# Texto extraído
▼▼▼
La ironía implícita en esta visión moral radica en que el propio Kant pensaba que sólo Dios, si existiera, podría sondear el corazón humano para descubrir las verdaderas motivaciones de la conducta. Sólo el ojo privilegiado del Creador podría evaporar la cobertura de buenas intenciones que recubre a los peores actos de los que somos capaces. En cambio, para nosotros, simples mortales con pasiones y defectos que nublan la objetividad de la visión, sólo es posible evaluar la moralidad de los actos humanos a partir de sus consecuencias. Quizá, el libro que Dios pudiera escribir con el recuento de nuestras mejores intenciones, podría titularse De la vida de las marionetas, y cada uno de sus capítulos anidaría el huevo de la serpiente entre sus páginas.

Ante el tribunal de la conciencia, uno bien puede alegar haber tenido las mejores intenciones, pero también es cierto que siempre es responsabilidad propia hacerse cargo de lo que uno a hecho o dejado de hacer. Una persona siempre es la máscara que porta en el escenario, pero también los motivos por los que ha elegido presentarse así en público. Tanto el asesino como el santo, frente al tribunal de la conciencia, acabarán alegando que actuaron en defensa propia, que siempre quisieron lo mejor para el mundo, aunque tuvieran que arrebatar la vida de alguien más o castigar su propio cuerpo para lograrlo. Las semillas de la culpa, como fresas silvestres, anidan en nuestro corazón, esperando el estímulo adecuado para germinar.

De este modo, entre las intenciones y los resultados de nuestras acciones parece tenderse un abismo imposible de superar, incluso cuando el tiempo haya llegado a su fin y el séptimo sello se haya abierto. Entre las mejores intenciones y las consecuencias más atroces, se levanta una muralla que nos enfrenta con el horror que anida en los sentimientos más nobles que podemos gestar. Quizá nadie como el cineasta sueco Ingmar Bergman haya explorado los lugares metafóricos en que se hunden estos abismos y se levantan estas murallas que separan a nuestras intenciones de las consecuencias de la conducta. Y quizá nadie como Bergman haya explorado con tal mirada de austeridad y rabia contenida, los desiertos lunares en que podemos convertir los espacios que compartimos con las personas que más queremos; quizá en la historia del cine sea inédita esa mirada constituida a partes de iguales de rigor moral y horror metafísico frente al vacío que esconden los rituales amorosos. Las escenas de cualquier matrimonio pueden ser tan estresantes como la música que produce un cuarteto de cuerdas mal acoplado, o tan dulces como una zarabanda ejecutada con la única persona que ha sobrevivido a los ensayos.

Por eso es que el cine de Bergman era tan placentero y doloroso a la vez. Por eso celebrábamos tanto la lucidez del cineasta sueco para bucear en las profundidades de un alma huma en estado líquido –incluso en un par de niños que podrían llamarse Fanny y Alexander–, aunque al final él nos entregará en las manos sólo piezas oxidadas que se asemejan a juguetes olvidados. Por todas estas razones, yo siempre esperaba con curiosidad una nueva obra de Bergman que iba descubriendo –película, novela, pieza teatral o drama para la televisión–, al tiempo que temía el nuevo golpe que nos iba a asestar a las vísceras.
▲▲▲
# Material proporcionado
▼▼▼
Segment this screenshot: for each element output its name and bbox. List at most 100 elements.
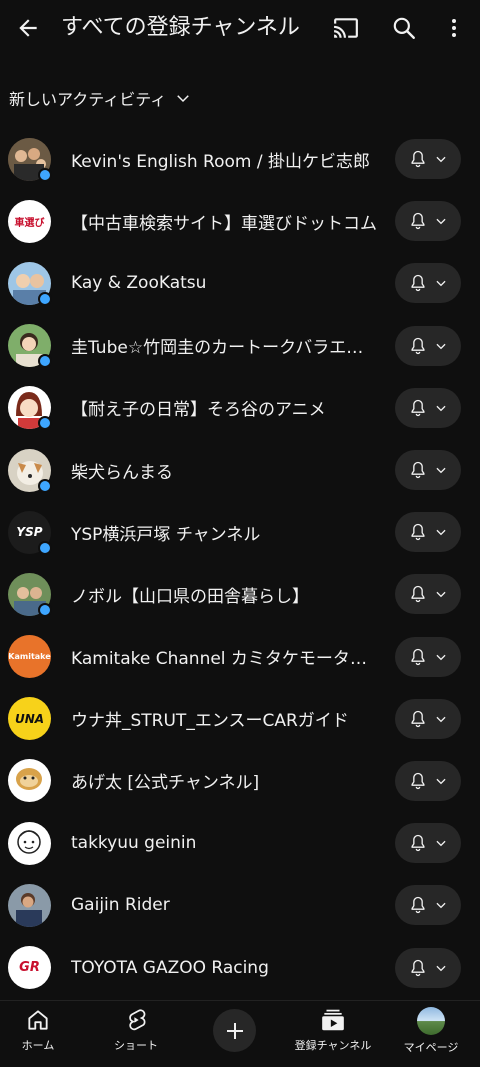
▲▲▲
# Objetivo
Prosigue el texto sobre Bergman y las buenas intenciones a partir de su última oración, con el mismo tono ensayístico.

# Respuesta
Es muy difícil decir algo que no hayan dicho los demás sobre el conjunto de una obra como la de Bergman, coherente, austera, valiente, dispuesta al riesgo a cada paso; una filmografía que fue logrando con el tiempo una solvencia técnica que nunca era superficial y que, al contrario, le permitía plasmar con una belleza plástica muy extraña los paisajes en que transcurrían sus historias, como una extensión orgánica de las atormentadas almas de sus personajes. Como decía Godard, si el travelling debe asumirse como un asunto de moral, la cámara de Bergman siempre apuntaba hacía donde más incómoda se sentía su mirada, pero con tal lucidez que agradecíamos la intromisión en la medida que nos revelaba nuestras propias miserias y alegrías, nuestros propios gritos y susurros.

Quiero pensar que, por fin, el ojo inquieto de Bergman encontró la paz que da la muerte tras una vida preñada de cuitas existenciales y carente de respuestas definitivas. Por eso, sólo puedo dar las gracias a Bergman, quien asumió la tarea imposible de sondear el corazón humano como sólo lo podría haber hecho Dios: con benevolencia, con amor hacia la criatura fallida, pero también con la conciencia plena de que el horror anida en las mejores intenciones y en sus consecuencias más atroces.

Como experiencia personal, debo señalar que una de las enseñanzas que más me han calado del maestro sueco tiene que ver con Las mejores intenciones, película que Bergman escribió para que la dirigiera su discípulo y amigo Bille August, en 1992. Las mejores intenciones cuestiona los fundamentos de la teoría del cine de autor, pues aunque es una película dirigida por August, el resultado supura un espíritu bergmaniano por cada uno de los poros de sus personajes.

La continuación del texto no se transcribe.